REQUIREMENTS. Using the data below, copy each line that includes the word "name".

DATA IN THIS EXERCISE.

=======

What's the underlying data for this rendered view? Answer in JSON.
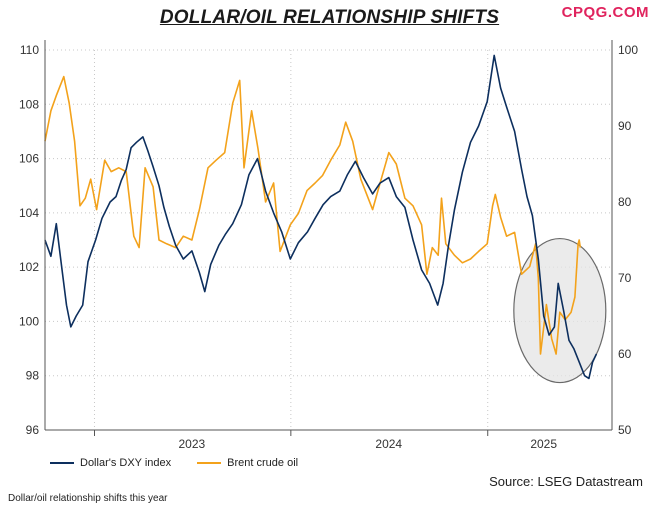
{
  "header": {
    "title": "DOLLAR/OIL RELATIONSHIP SHIFTS",
    "brand": "CPQG.COM"
  },
  "source": "Source: LSEG Datastream",
  "caption": "Dollar/oil relationship shifts this year",
  "chart_data": {
    "type": "line",
    "title": "DOLLAR/OIL RELATIONSHIP SHIFTS",
    "x_range": [
      "2022-10-01",
      "2025-08-20"
    ],
    "x_ticks": [
      {
        "label": "2023",
        "date": "2023-07-01"
      },
      {
        "label": "2024",
        "date": "2024-07-01"
      },
      {
        "label": "2025",
        "date": "2025-04-15"
      }
    ],
    "x_gridlines": [
      "2023-01-01",
      "2024-01-01",
      "2025-01-01"
    ],
    "y_left": {
      "range": [
        96,
        110
      ],
      "ticks": [
        96,
        98,
        100,
        102,
        104,
        106,
        108,
        110
      ]
    },
    "y_right": {
      "range": [
        50,
        100
      ],
      "ticks": [
        50,
        60,
        70,
        80,
        90,
        100
      ]
    },
    "grid": true,
    "legend_position": "bottom-left",
    "annotation": {
      "type": "ellipse",
      "center_date": "2025-05-15",
      "center_y_left": 100.4,
      "note": "highlighted period"
    },
    "series": [
      {
        "name": "Dollar's DXY index",
        "axis": "left",
        "color": "#0d2f5e",
        "points": [
          [
            "2022-10-01",
            103.0
          ],
          [
            "2022-10-12",
            102.4
          ],
          [
            "2022-10-22",
            103.6
          ],
          [
            "2022-11-01",
            102.0
          ],
          [
            "2022-11-10",
            100.6
          ],
          [
            "2022-11-18",
            99.8
          ],
          [
            "2022-11-28",
            100.2
          ],
          [
            "2022-12-10",
            100.6
          ],
          [
            "2022-12-20",
            102.2
          ],
          [
            "2023-01-03",
            103.0
          ],
          [
            "2023-01-15",
            103.8
          ],
          [
            "2023-01-30",
            104.4
          ],
          [
            "2023-02-10",
            104.6
          ],
          [
            "2023-02-20",
            105.2
          ],
          [
            "2023-03-01",
            105.6
          ],
          [
            "2023-03-10",
            106.4
          ],
          [
            "2023-03-20",
            106.6
          ],
          [
            "2023-04-01",
            106.8
          ],
          [
            "2023-04-10",
            106.3
          ],
          [
            "2023-04-20",
            105.7
          ],
          [
            "2023-05-01",
            105.0
          ],
          [
            "2023-05-10",
            104.2
          ],
          [
            "2023-05-20",
            103.5
          ],
          [
            "2023-06-01",
            102.8
          ],
          [
            "2023-06-15",
            102.3
          ],
          [
            "2023-07-01",
            102.6
          ],
          [
            "2023-07-15",
            101.8
          ],
          [
            "2023-07-25",
            101.1
          ],
          [
            "2023-08-05",
            102.1
          ],
          [
            "2023-08-20",
            102.8
          ],
          [
            "2023-09-01",
            103.2
          ],
          [
            "2023-09-15",
            103.6
          ],
          [
            "2023-10-01",
            104.3
          ],
          [
            "2023-10-15",
            105.4
          ],
          [
            "2023-10-31",
            106.0
          ],
          [
            "2023-11-15",
            104.8
          ],
          [
            "2023-11-30",
            104.0
          ],
          [
            "2023-12-15",
            103.3
          ],
          [
            "2023-12-31",
            102.3
          ],
          [
            "2024-01-15",
            102.9
          ],
          [
            "2024-02-01",
            103.3
          ],
          [
            "2024-02-15",
            103.8
          ],
          [
            "2024-03-01",
            104.3
          ],
          [
            "2024-03-15",
            104.6
          ],
          [
            "2024-04-01",
            104.8
          ],
          [
            "2024-04-15",
            105.4
          ],
          [
            "2024-04-30",
            105.9
          ],
          [
            "2024-05-15",
            105.3
          ],
          [
            "2024-06-01",
            104.7
          ],
          [
            "2024-06-15",
            105.1
          ],
          [
            "2024-07-01",
            105.3
          ],
          [
            "2024-07-15",
            104.6
          ],
          [
            "2024-07-31",
            104.2
          ],
          [
            "2024-08-15",
            103.0
          ],
          [
            "2024-08-31",
            101.9
          ],
          [
            "2024-09-15",
            101.4
          ],
          [
            "2024-09-30",
            100.6
          ],
          [
            "2024-10-10",
            101.4
          ],
          [
            "2024-10-20",
            102.8
          ],
          [
            "2024-10-31",
            104.1
          ],
          [
            "2024-11-15",
            105.5
          ],
          [
            "2024-11-30",
            106.6
          ],
          [
            "2024-12-15",
            107.2
          ],
          [
            "2024-12-31",
            108.1
          ],
          [
            "2025-01-13",
            109.8
          ],
          [
            "2025-01-25",
            108.6
          ],
          [
            "2025-02-05",
            107.9
          ],
          [
            "2025-02-20",
            107.0
          ],
          [
            "2025-03-05",
            105.6
          ],
          [
            "2025-03-15",
            104.6
          ],
          [
            "2025-03-25",
            103.9
          ],
          [
            "2025-04-05",
            102.3
          ],
          [
            "2025-04-15",
            100.2
          ],
          [
            "2025-04-25",
            99.5
          ],
          [
            "2025-05-05",
            99.8
          ],
          [
            "2025-05-12",
            101.4
          ],
          [
            "2025-05-22",
            100.4
          ],
          [
            "2025-06-01",
            99.3
          ],
          [
            "2025-06-10",
            99.0
          ],
          [
            "2025-06-20",
            98.5
          ],
          [
            "2025-06-30",
            98.0
          ],
          [
            "2025-07-08",
            97.9
          ],
          [
            "2025-07-15",
            98.5
          ],
          [
            "2025-07-22",
            98.8
          ]
        ]
      },
      {
        "name": "Brent crude oil",
        "axis": "right",
        "color": "#f3a21b",
        "points": [
          [
            "2022-10-01",
            88.0
          ],
          [
            "2022-10-12",
            92.0
          ],
          [
            "2022-10-22",
            94.0
          ],
          [
            "2022-11-05",
            96.5
          ],
          [
            "2022-11-15",
            93.0
          ],
          [
            "2022-11-25",
            88.0
          ],
          [
            "2022-12-05",
            79.5
          ],
          [
            "2022-12-15",
            80.5
          ],
          [
            "2022-12-25",
            83.0
          ],
          [
            "2023-01-05",
            79.0
          ],
          [
            "2023-01-20",
            85.5
          ],
          [
            "2023-02-01",
            84.0
          ],
          [
            "2023-02-15",
            84.5
          ],
          [
            "2023-03-01",
            84.0
          ],
          [
            "2023-03-15",
            75.5
          ],
          [
            "2023-03-25",
            74.0
          ],
          [
            "2023-04-05",
            84.5
          ],
          [
            "2023-04-20",
            82.0
          ],
          [
            "2023-05-01",
            75.0
          ],
          [
            "2023-05-15",
            74.5
          ],
          [
            "2023-06-01",
            74.0
          ],
          [
            "2023-06-15",
            75.5
          ],
          [
            "2023-07-01",
            75.0
          ],
          [
            "2023-07-15",
            79.0
          ],
          [
            "2023-07-31",
            84.5
          ],
          [
            "2023-08-15",
            85.5
          ],
          [
            "2023-08-31",
            86.5
          ],
          [
            "2023-09-15",
            93.0
          ],
          [
            "2023-09-28",
            96.0
          ],
          [
            "2023-10-06",
            84.5
          ],
          [
            "2023-10-20",
            92.0
          ],
          [
            "2023-11-01",
            87.0
          ],
          [
            "2023-11-15",
            80.0
          ],
          [
            "2023-11-30",
            82.5
          ],
          [
            "2023-12-12",
            73.5
          ],
          [
            "2023-12-31",
            77.0
          ],
          [
            "2024-01-15",
            78.5
          ],
          [
            "2024-01-31",
            81.5
          ],
          [
            "2024-02-15",
            82.5
          ],
          [
            "2024-02-29",
            83.5
          ],
          [
            "2024-03-15",
            85.5
          ],
          [
            "2024-04-01",
            87.5
          ],
          [
            "2024-04-12",
            90.5
          ],
          [
            "2024-04-25",
            88.0
          ],
          [
            "2024-05-10",
            83.0
          ],
          [
            "2024-06-01",
            79.0
          ],
          [
            "2024-06-15",
            82.5
          ],
          [
            "2024-07-01",
            86.5
          ],
          [
            "2024-07-15",
            85.0
          ],
          [
            "2024-07-31",
            80.5
          ],
          [
            "2024-08-15",
            79.5
          ],
          [
            "2024-08-31",
            77.0
          ],
          [
            "2024-09-10",
            70.5
          ],
          [
            "2024-09-20",
            74.0
          ],
          [
            "2024-10-01",
            73.0
          ],
          [
            "2024-10-07",
            80.5
          ],
          [
            "2024-10-15",
            74.5
          ],
          [
            "2024-10-31",
            73.0
          ],
          [
            "2024-11-15",
            72.0
          ],
          [
            "2024-11-30",
            72.5
          ],
          [
            "2024-12-15",
            73.5
          ],
          [
            "2024-12-31",
            74.5
          ],
          [
            "2025-01-10",
            79.5
          ],
          [
            "2025-01-15",
            81.0
          ],
          [
            "2025-01-25",
            78.0
          ],
          [
            "2025-02-05",
            75.5
          ],
          [
            "2025-02-20",
            76.0
          ],
          [
            "2025-03-05",
            70.5
          ],
          [
            "2025-03-20",
            71.5
          ],
          [
            "2025-03-31",
            74.5
          ],
          [
            "2025-04-05",
            70.0
          ],
          [
            "2025-04-09",
            60.0
          ],
          [
            "2025-04-20",
            66.5
          ],
          [
            "2025-04-30",
            62.0
          ],
          [
            "2025-05-08",
            60.0
          ],
          [
            "2025-05-15",
            65.5
          ],
          [
            "2025-05-25",
            64.5
          ],
          [
            "2025-06-05",
            65.5
          ],
          [
            "2025-06-12",
            67.5
          ],
          [
            "2025-06-18",
            74.5
          ],
          [
            "2025-06-20",
            75.0
          ],
          [
            "2025-06-22",
            74.0
          ]
        ]
      }
    ]
  }
}
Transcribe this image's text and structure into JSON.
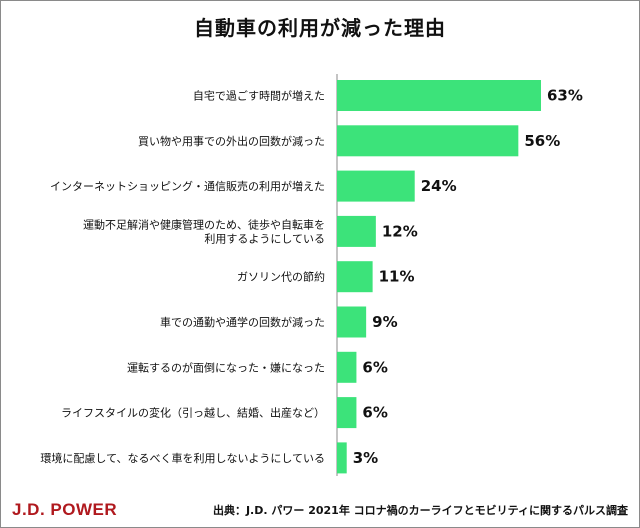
{
  "header": {
    "title": "自動車の利用が減った理由"
  },
  "footer": {
    "brand": "J.D. POWER",
    "source": "出典：J.D. パワー 2021年 コロナ禍のカーライフとモビリティに関するパルス調査"
  },
  "colors": {
    "bar": "#3ce37a",
    "axis": "#888888"
  },
  "chart_data": {
    "type": "bar",
    "orientation": "horizontal",
    "categories": [
      [
        "自宅で過ごす時間が増えた"
      ],
      [
        "買い物や用事での外出の回数が減った"
      ],
      [
        "インターネットショッピング・通信販売の利用が増えた"
      ],
      [
        "運動不足解消や健康管理のため、徒歩や自転車を",
        "利用するようにしている"
      ],
      [
        "ガソリン代の節約"
      ],
      [
        "車での通勤や通学の回数が減った"
      ],
      [
        "運転するのが面倒になった・嫌になった"
      ],
      [
        "ライフスタイルの変化（引っ越し、結婚、出産など）"
      ],
      [
        "環境に配慮して、なるべく車を利用しないようにしている"
      ]
    ],
    "values": [
      63,
      56,
      24,
      12,
      11,
      9,
      6,
      6,
      3
    ],
    "value_labels": [
      "63%",
      "56%",
      "24%",
      "12%",
      "11%",
      "9%",
      "6%",
      "6%",
      "3%"
    ],
    "title": "自動車の利用が減った理由",
    "xlim": [
      0,
      63
    ],
    "grid": false,
    "legend": "none"
  }
}
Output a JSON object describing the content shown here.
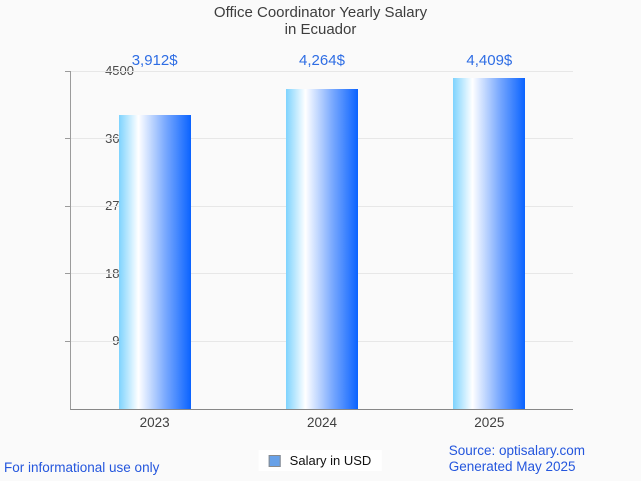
{
  "title": {
    "line1": "Office Coordinator Yearly Salary",
    "line2": "in Ecuador"
  },
  "chart_data": {
    "type": "bar",
    "categories": [
      "2023",
      "2024",
      "2025"
    ],
    "values": [
      3912,
      4264,
      4409
    ],
    "value_labels": [
      "3,912$",
      "4,264$",
      "4,409$"
    ],
    "y_ticks": [
      4500,
      3600,
      2700,
      1800,
      900
    ],
    "ylim": [
      0,
      4500
    ],
    "xlabel": "",
    "ylabel": "",
    "grid": true,
    "legend": {
      "label": "Salary in USD",
      "position": "bottom-center",
      "marker_fill": "#68a1e8",
      "marker_border": "#8a8a8a"
    },
    "bar_gradient_stops": [
      "#7ed3fe 0%",
      "#ffffff 27%",
      "#78a8fe 65%",
      "#0a63ff 100%"
    ]
  },
  "colors": {
    "value_label_blue": "#2e6de4",
    "footer_blue": "#2456dd",
    "axis_gray": "#9b9b9b",
    "grid_gray": "#e7e7e7",
    "title_gray": "#3d3d3d",
    "background": "#fafafa"
  },
  "footer": {
    "disclaimer": "For informational use only",
    "source": "Source: optisalary.com",
    "generated": "Generated May 2025"
  }
}
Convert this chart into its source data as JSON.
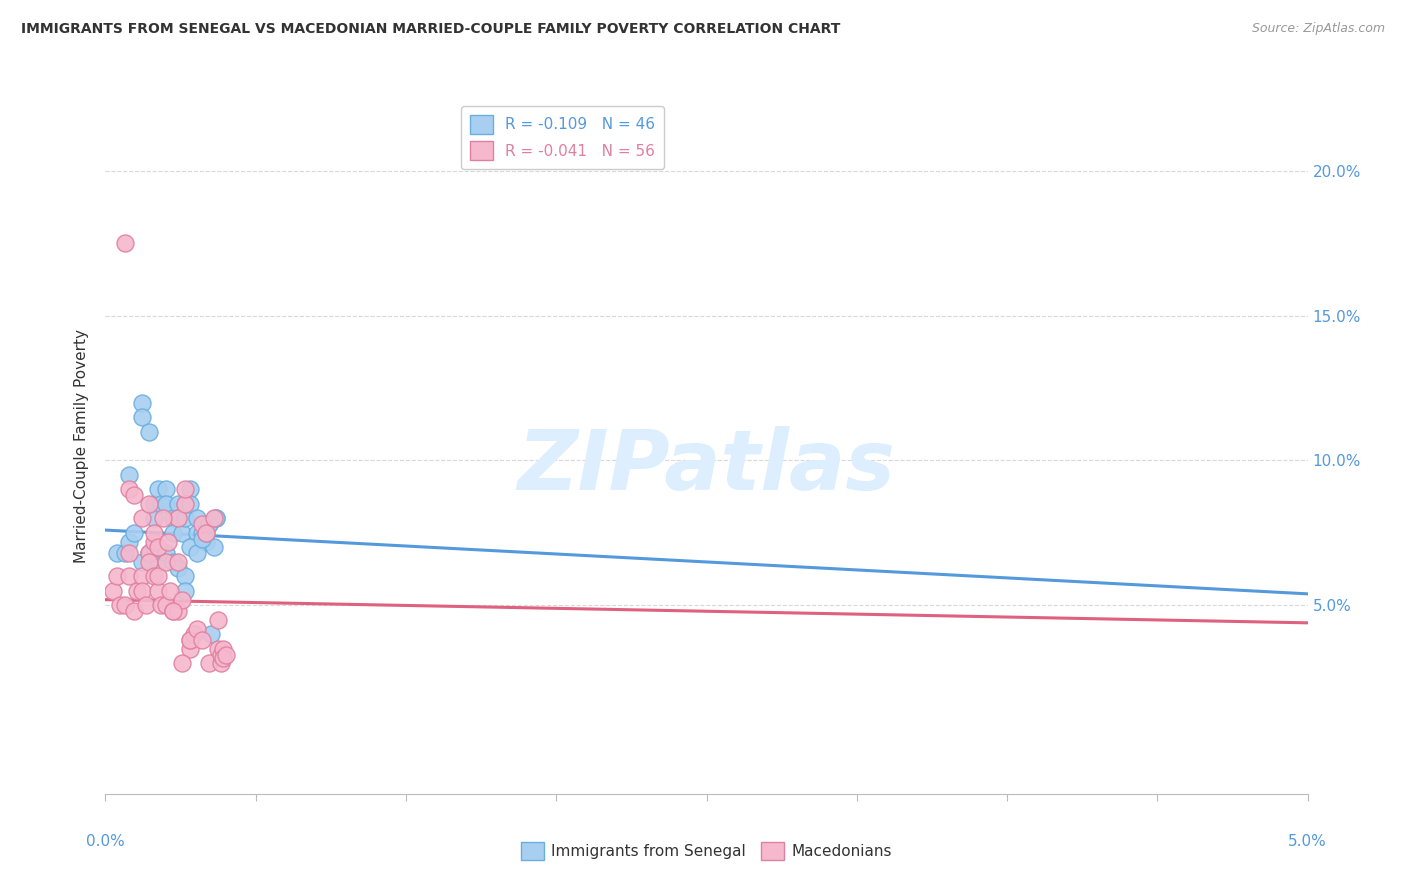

=======

EXERCISE ANSWER.
        "name": "Dollar's DXY index",
        "name": "Brent crude oil",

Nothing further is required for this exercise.